## BEGIN
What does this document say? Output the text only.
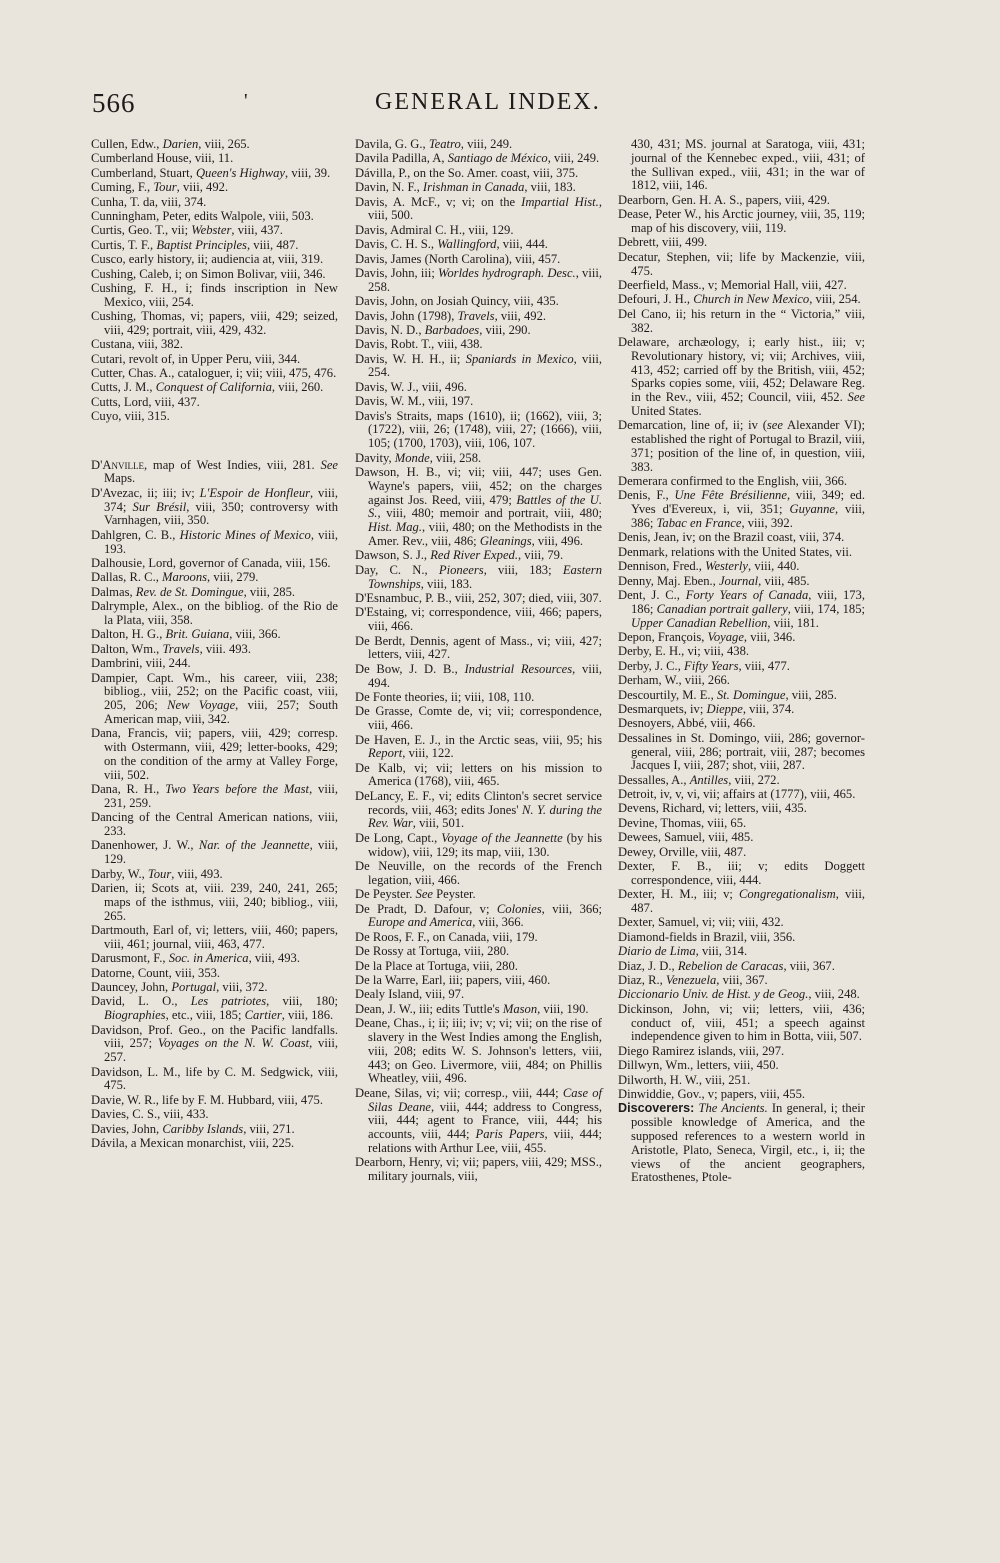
566	'	GENERAL INDEX.
Cullen, Edw., Darien, viii, 265.
Cumberland House, viii, 11.
Cumberland, Stuart, Queen's Highway, viii, 39.
Cuming, F., Tour, viii, 492.
Cunha, T. da, viii, 374.
Cunningham, Peter, edits Walpole, viii, 503.
Curtis, Geo. T., vii; Webster, viii, 437.
Curtis, T. F., Baptist Principles, viii, 487.
Cusco, early history, ii; audiencia at, viii, 319.
Cushing, Caleb, i; on Simon Bolivar, viii, 346.
Cushing, F. H., i; finds inscription in New Mexico, viii, 254.
Cushing, Thomas, vi; papers, viii, 429; seized, viii, 429; portrait, viii, 429, 432.
Custana, viii, 382.
Cutari, revolt of, in Upper Peru, viii, 344.
Cutter, Chas. A., cataloguer, i; vii; viii, 475, 476.
Cutts, J. M., Conquest of California, viii, 260.
Cutts, Lord, viii, 437.
Cuyo, viii, 315.
D'Anville, map of West Indies, viii, 281. See Maps.
D'Avezac, ii; iii; iv; L'Espoir de Honfleur, viii, 374; Sur Brésil, viii, 350; controversy with Varnhagen, viii, 350.
Dahlgren, C. B., Historic Mines of Mexico, viii, 193.
Dalhousie, Lord, governor of Canada, viii, 156.
Dallas, R. C., Maroons, viii, 279.
Dalmas, Rev. de St. Domingue, viii, 285.
Dalrymple, Alex., on the bibliog. of the Rio de la Plata, viii, 358.
Dalton, H. G., Brit. Guiana, viii, 366.
Dalton, Wm., Travels, viii. 493.
Dambrini, viii, 244.
Dampier, Capt. Wm., his career, viii, 238; bibliog., viii, 252; on the Pacific coast, viii, 205, 206; New Voyage, viii, 257; South American map, viii, 342.
Dana, Francis, vii; papers, viii, 429; corresp. with Ostermann, viii, 429; letter-books, 429; on the condition of the army at Valley Forge, viii, 502.
Dana, R. H., Two Years before the Mast, viii, 231, 259.
Dancing of the Central American nations, viii, 233.
Danenhower, J. W., Nar. of the Jeannette, viii, 129.
Darby, W., Tour, viii, 493.
Darien, ii; Scots at, viii. 239, 240, 241, 265; maps of the isthmus, viii, 240; bibliog., viii, 265.
Dartmouth, Earl of, vi; letters, viii, 460; papers, viii, 461; journal, viii, 463, 477.
Darusmont, F., Soc. in America, viii, 493.
Datorne, Count, viii, 353.
Dauncey, John, Portugal, viii, 372.
David, L. O., Les patriotes, viii, 180; Biographies, etc., viii, 185; Cartier, viii, 186.
Davidson, Prof. Geo., on the Pacific landfalls. viii, 257; Voyages on the N. W. Coast, viii, 257.
Davidson, L. M., life by C. M. Sedgwick, viii, 475.
Davie, W. R., life by F. M. Hubbard, viii, 475.
Davies, C. S., viii, 433.
Davies, John, Caribby Islands, viii, 271.
Dávila, a Mexican monarchist, viii, 225.
Davila, G. G., Teatro, viii, 249.
Davila Padilla, A, Santiago de México, viii, 249.
Dávilla, P., on the So. Amer. coast, viii, 375.
Davin, N. F., Irishman in Canada, viii, 183.
Davis, A. McF., v; vi; on the Impartial Hist., viii, 500.
Davis, Admiral C. H., viii, 129.
Davis, C. H. S., Wallingford, viii, 444.
Davis, James (North Carolina), viii, 457.
Davis, John, iii; Worldes hydrograph. Desc., viii, 258.
Davis, John, on Josiah Quincy, viii, 435.
Davis, John (1798), Travels, viii, 492.
Davis, N. D., Barbadoes, viii, 290.
Davis, Robt. T., viii, 438.
Davis, W. H. H., ii; Spaniards in Mexico, viii, 254.
Davis, W. J., viii, 496.
Davis, W. M., viii, 197.
Davis's Straits, maps (1610), ii; (1662), viii, 3; (1722), viii, 26; (1748), viii, 27; (1666), viii, 105; (1700, 1703), viii, 106, 107.
Davity, Monde, viii, 258.
Dawson, H. B., vi; vii; viii, 447; uses Gen. Wayne's papers, viii, 452; on the charges against Jos. Reed, viii, 479; Battles of the U. S., viii, 480; memoir and portrait, viii, 480; Hist. Mag., viii, 480; on the Methodists in the Amer. Rev., viii, 486; Gleanings, viii, 496.
Dawson, S. J., Red River Exped., viii, 79.
Day, C. N., Pioneers, viii, 183; Eastern Townships, viii, 183.
D'Esnambuc, P. B., viii, 252, 307; died, viii, 307.
D'Estaing, vi; correspondence, viii, 466; papers, viii, 466.
De Berdt, Dennis, agent of Mass., vi; viii, 427; letters, viii, 427.
De Bow, J. D. B., Industrial Resources, viii, 494.
De Fonte theories, ii; viii, 108, 110.
De Grasse, Comte de, vi; vii; correspondence, viii, 466.
De Haven, E. J., in the Arctic seas, viii, 95; his Report, viii, 122.
De Kalb, vi; vii; letters on his mission to America (1768), viii, 465.
DeLancy, E. F., vi; edits Clinton's secret service records, viii, 463; edits Jones' N. Y. during the Rev. War, viii, 501.
De Long, Capt., Voyage of the Jeannette (by his widow), viii, 129; its map, viii, 130.
De Neuville, on the records of the French legation, viii, 466.
De Peyster. See Peyster.
De Pradt, D. Dafour, v; Colonies, viii, 366; Europe and America, viii, 366.
De Roos, F. F., on Canada, viii, 179.
De Rossy at Tortuga, viii, 280.
De la Place at Tortuga, viii, 280.
De la Warre, Earl, iii; papers, viii, 460.
Dealy Island, viii, 97.
Dean, J. W., iii; edits Tuttle's Mason, viii, 190.
Deane, Chas., i; ii; iii; iv; v; vi; vii; on the rise of slavery in the West Indies among the English, viii, 208; edits W. S. Johnson's letters, viii, 443; on Geo. Livermore, viii, 484; on Phillis Wheatley, viii, 496.
Deane, Silas, vi; vii; corresp., viii, 444; Case of Silas Deane, viii, 444; address to Congress, viii, 444; agent to France, viii, 444; his accounts, viii, 444; Paris Papers, viii, 444; relations with Arthur Lee, viii, 455.
Dearborn, Henry, vi; vii; papers, viii, 429; MSS., military journals, viii,
430, 431; MS. journal at Saratoga, viii, 431; journal of the Kennebec exped., viii, 431; of the Sullivan exped., viii, 431; in the war of 1812, viii, 146.
Dearborn, Gen. H. A. S., papers, viii, 429.
Dease, Peter W., his Arctic journey, viii, 35, 119; map of his discovery, viii, 119.
Debrett, viii, 499.
Decatur, Stephen, vii; life by Mackenzie, viii, 475.
Deerfield, Mass., v; Memorial Hall, viii, 427.
Defouri, J. H., Church in New Mexico, viii, 254.
Del Cano, ii; his return in the “ Victoria,” viii, 382.
Delaware, archæology, i; early hist., iii; v; Revolutionary history, vi; vii; Archives, viii, 413, 452; carried off by the British, viii, 452; Sparks copies some, viii, 452; Delaware Reg. in the Rev., viii, 452; Council, viii, 452. See United States.
Demarcation, line of, ii; iv (see Alexander VI); established the right of Portugal to Brazil, viii, 371; position of the line of, in question, viii, 383.
Demerara confirmed to the English, viii, 366.
Denis, F., Une Fête Brésilienne, viii, 349; ed. Yves d'Evereux, i, vii, 351; Guyanne, viii, 386; Tabac en France, viii, 392.
Denis, Jean, iv; on the Brazil coast, viii, 374.
Denmark, relations with the United States, vii.
Dennison, Fred., Westerly, viii, 440.
Denny, Maj. Eben., Journal, viii, 485.
Dent, J. C., Forty Years of Canada, viii, 173, 186; Canadian portrait gallery, viii, 174, 185; Upper Canadian Rebellion, viii, 181.
Depon, François, Voyage, viii, 346.
Derby, E. H., vi; viii, 438.
Derby, J. C., Fifty Years, viii, 477.
Derham, W., viii, 266.
Descourtily, M. E., St. Domingue, viii, 285.
Desmarquets, iv; Dieppe, viii, 374.
Desnoyers, Abbé, viii, 466.
Dessalines in St. Domingo, viii, 286; governor-general, viii, 286; portrait, viii, 287; becomes Jacques I, viii, 287; shot, viii, 287.
Dessalles, A., Antilles, viii, 272.
Detroit, iv, v, vi, vii; affairs at (1777), viii, 465.
Devens, Richard, vi; letters, viii, 435.
Devine, Thomas, viii, 65.
Dewees, Samuel, viii, 485.
Dewey, Orville, viii, 487.
Dexter, F. B., iii; v; edits Doggett correspondence, viii, 444.
Dexter, H. M., iii; v; Congregationalism, viii, 487.
Dexter, Samuel, vi; vii; viii, 432.
Diamond-fields in Brazil, viii, 356.
Diario de Lima, viii, 314.
Diaz, J. D., Rebelion de Caracas, viii, 367.
Diaz, R., Venezuela, viii, 367.
Diccionario Univ. de Hist. y de Geog., viii, 248.
Dickinson, John, vi; vii; letters, viii, 436; conduct of, viii, 451; a speech against independence given to him in Botta, viii, 507.
Diego Ramirez islands, viii, 297.
Dillwyn, Wm., letters, viii, 450.
Dilworth, H. W., viii, 251.
Dinwiddie, Gov., v; papers, viii, 455.
Discoverers: The Ancients. In general, i; their possible knowledge of America, and the supposed references to a western world in Aristotle, Plato, Seneca, Virgil, etc., i, ii; the views of the ancient geographers, Eratosthenes, Ptole-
## END
== Task objective ==
Which lines include the word "records"? Copy every one of them.

== Response to this task ==
DeLancy, E. F., vi; edits Clinton's secret service records, viii, 463; edits Jones' N. Y. during the Rev. War, viii, 501.
De Neuville, on the records of the French legation, viii, 466.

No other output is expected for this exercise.